***** PROVIDED ENTRIES
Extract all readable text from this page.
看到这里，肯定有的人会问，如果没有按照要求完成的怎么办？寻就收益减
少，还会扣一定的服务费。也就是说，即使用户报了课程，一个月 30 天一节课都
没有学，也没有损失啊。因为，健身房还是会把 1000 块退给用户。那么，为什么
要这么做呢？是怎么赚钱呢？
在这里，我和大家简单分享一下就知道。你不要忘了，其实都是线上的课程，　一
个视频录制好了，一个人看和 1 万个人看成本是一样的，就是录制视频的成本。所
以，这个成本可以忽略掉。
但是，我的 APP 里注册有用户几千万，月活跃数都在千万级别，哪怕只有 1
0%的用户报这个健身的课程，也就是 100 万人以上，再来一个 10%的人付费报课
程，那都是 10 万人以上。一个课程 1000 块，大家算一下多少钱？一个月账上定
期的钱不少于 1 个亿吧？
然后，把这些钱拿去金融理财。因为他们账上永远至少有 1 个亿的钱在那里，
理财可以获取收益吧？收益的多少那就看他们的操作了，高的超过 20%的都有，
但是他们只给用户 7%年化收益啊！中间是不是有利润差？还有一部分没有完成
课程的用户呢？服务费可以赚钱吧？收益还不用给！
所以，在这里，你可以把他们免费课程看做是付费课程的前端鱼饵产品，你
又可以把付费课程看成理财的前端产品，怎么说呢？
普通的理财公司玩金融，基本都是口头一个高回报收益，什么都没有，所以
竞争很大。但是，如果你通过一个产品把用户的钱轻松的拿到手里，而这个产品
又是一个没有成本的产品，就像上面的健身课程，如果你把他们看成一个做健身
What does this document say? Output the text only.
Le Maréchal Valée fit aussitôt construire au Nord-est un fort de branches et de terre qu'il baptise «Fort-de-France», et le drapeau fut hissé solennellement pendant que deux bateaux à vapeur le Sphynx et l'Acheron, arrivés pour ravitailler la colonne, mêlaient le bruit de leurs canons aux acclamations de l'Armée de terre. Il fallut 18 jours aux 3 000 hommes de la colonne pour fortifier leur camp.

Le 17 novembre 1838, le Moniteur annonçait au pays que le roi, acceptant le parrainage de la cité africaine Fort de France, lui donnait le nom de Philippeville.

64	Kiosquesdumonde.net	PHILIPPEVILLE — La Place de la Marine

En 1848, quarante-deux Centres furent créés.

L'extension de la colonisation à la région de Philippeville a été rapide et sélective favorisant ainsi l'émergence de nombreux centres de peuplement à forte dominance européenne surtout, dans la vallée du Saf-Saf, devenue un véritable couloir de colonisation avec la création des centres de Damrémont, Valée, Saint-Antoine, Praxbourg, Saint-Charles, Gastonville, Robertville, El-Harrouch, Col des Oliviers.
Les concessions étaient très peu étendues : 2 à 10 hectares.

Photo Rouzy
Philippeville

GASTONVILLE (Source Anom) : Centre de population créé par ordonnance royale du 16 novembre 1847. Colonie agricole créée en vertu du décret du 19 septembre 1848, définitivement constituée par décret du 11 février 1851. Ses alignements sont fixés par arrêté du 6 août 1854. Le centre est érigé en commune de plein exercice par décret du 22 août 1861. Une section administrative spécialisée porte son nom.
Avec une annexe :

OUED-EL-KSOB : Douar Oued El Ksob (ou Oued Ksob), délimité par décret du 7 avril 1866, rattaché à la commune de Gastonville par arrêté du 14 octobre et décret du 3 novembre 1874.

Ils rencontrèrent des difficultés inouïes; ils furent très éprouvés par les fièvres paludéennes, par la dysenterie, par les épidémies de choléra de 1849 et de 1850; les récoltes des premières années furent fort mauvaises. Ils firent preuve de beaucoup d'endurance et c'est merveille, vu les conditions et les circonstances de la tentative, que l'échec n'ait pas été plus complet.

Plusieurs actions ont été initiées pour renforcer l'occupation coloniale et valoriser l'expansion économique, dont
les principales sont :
**********
WHAT IS BEING ASKED:
Output every entry shown above, exactly.

REPLY:
Extract all readable text from this page.
看到这里，肯定有的人会问，如果没有按照要求完成的怎么办？寻就收益减
少，还会扣一定的服务费。也就是说，即使用户报了课程，一个月 30 天一节课都
没有学，也没有损失啊。因为，健身房还是会把 1000 块退给用户。那么，为什么
要这么做呢？是怎么赚钱呢？
在这里，我和大家简单分享一下就知道。你不要忘了，其实都是线上的课程，　一
个视频录制好了，一个人看和 1 万个人看成本是一样的，就是录制视频的成本。所
以，这个成本可以忽略掉。
但是，我的 APP 里注册有用户几千万，月活跃数都在千万级别，哪怕只有 1
0%的用户报这个健身的课程，也就是 100 万人以上，再来一个 10%的人付费报课
程，那都是 10 万人以上。一个课程 1000 块，大家算一下多少钱？一个月账上定
期的钱不少于 1 个亿吧？
然后，把这些钱拿去金融理财。因为他们账上永远至少有 1 个亿的钱在那里，
理财可以获取收益吧？收益的多少那就看他们的操作了，高的超过 20%的都有，
但是他们只给用户 7%年化收益啊！中间是不是有利润差？还有一部分没有完成
课程的用户呢？服务费可以赚钱吧？收益还不用给！
所以，在这里，你可以把他们免费课程看做是付费课程的前端鱼饵产品，你
又可以把付费课程看成理财的前端产品，怎么说呢？
普通的理财公司玩金融，基本都是口头一个高回报收益，什么都没有，所以
竞争很大。但是，如果你通过一个产品把用户的钱轻松的拿到手里，而这个产品
又是一个没有成本的产品，就像上面的健身课程，如果你把他们看成一个做健身
What does this document say? Output the text only.
Le Maréchal Valée fit aussitôt construire au Nord-est un fort de branches et de terre qu'il baptise «Fort-de-France», et le drapeau fut hissé solennellement pendant que deux bateaux à vapeur le Sphynx et l'Acheron, arrivés pour ravitailler la colonne, mêlaient le bruit de leurs canons aux acclamations de l'Armée de terre. Il fallut 18 jours aux 3 000 hommes de la colonne pour fortifier leur camp.

Le 17 novembre 1838, le Moniteur annonçait au pays que le roi, acceptant le parrainage de la cité africaine Fort de France, lui donnait le nom de Philippeville.

64	Kiosquesdumonde.net	PHILIPPEVILLE — La Place de la Marine

En 1848, quarante-deux Centres furent créés.

L'extension de la colonisation à la région de Philippeville a été rapide et sélective favorisant ainsi l'émergence de nombreux centres de peuplement à forte dominance européenne surtout, dans la vallée du Saf-Saf, devenue un véritable couloir de colonisation avec la création des centres de Damrémont, Valée, Saint-Antoine, Praxbourg, Saint-Charles, Gastonville, Robertville, El-Harrouch, Col des Oliviers.
Les concessions étaient très peu étendues : 2 à 10 hectares.

Photo Rouzy
Philippeville

GASTONVILLE (Source Anom) : Centre de population créé par ordonnance royale du 16 novembre 1847. Colonie agricole créée en vertu du décret du 19 septembre 1848, définitivement constituée par décret du 11 février 1851. Ses alignements sont fixés par arrêté du 6 août 1854. Le centre est érigé en commune de plein exercice par décret du 22 août 1861. Une section administrative spécialisée porte son nom.
Avec une annexe :

OUED-EL-KSOB : Douar Oued El Ksob (ou Oued Ksob), délimité par décret du 7 avril 1866, rattaché à la commune de Gastonville par arrêté du 14 octobre et décret du 3 novembre 1874.

Ils rencontrèrent des difficultés inouïes; ils furent très éprouvés par les fièvres paludéennes, par la dysenterie, par les épidémies de choléra de 1849 et de 1850; les récoltes des premières années furent fort mauvaises. Ils firent preuve de beaucoup d'endurance et c'est merveille, vu les conditions et les circonstances de la tentative, que l'échec n'ait pas été plus complet.

Plusieurs actions ont été initiées pour renforcer l'occupation coloniale et valoriser l'expansion économique, dont
les principales sont :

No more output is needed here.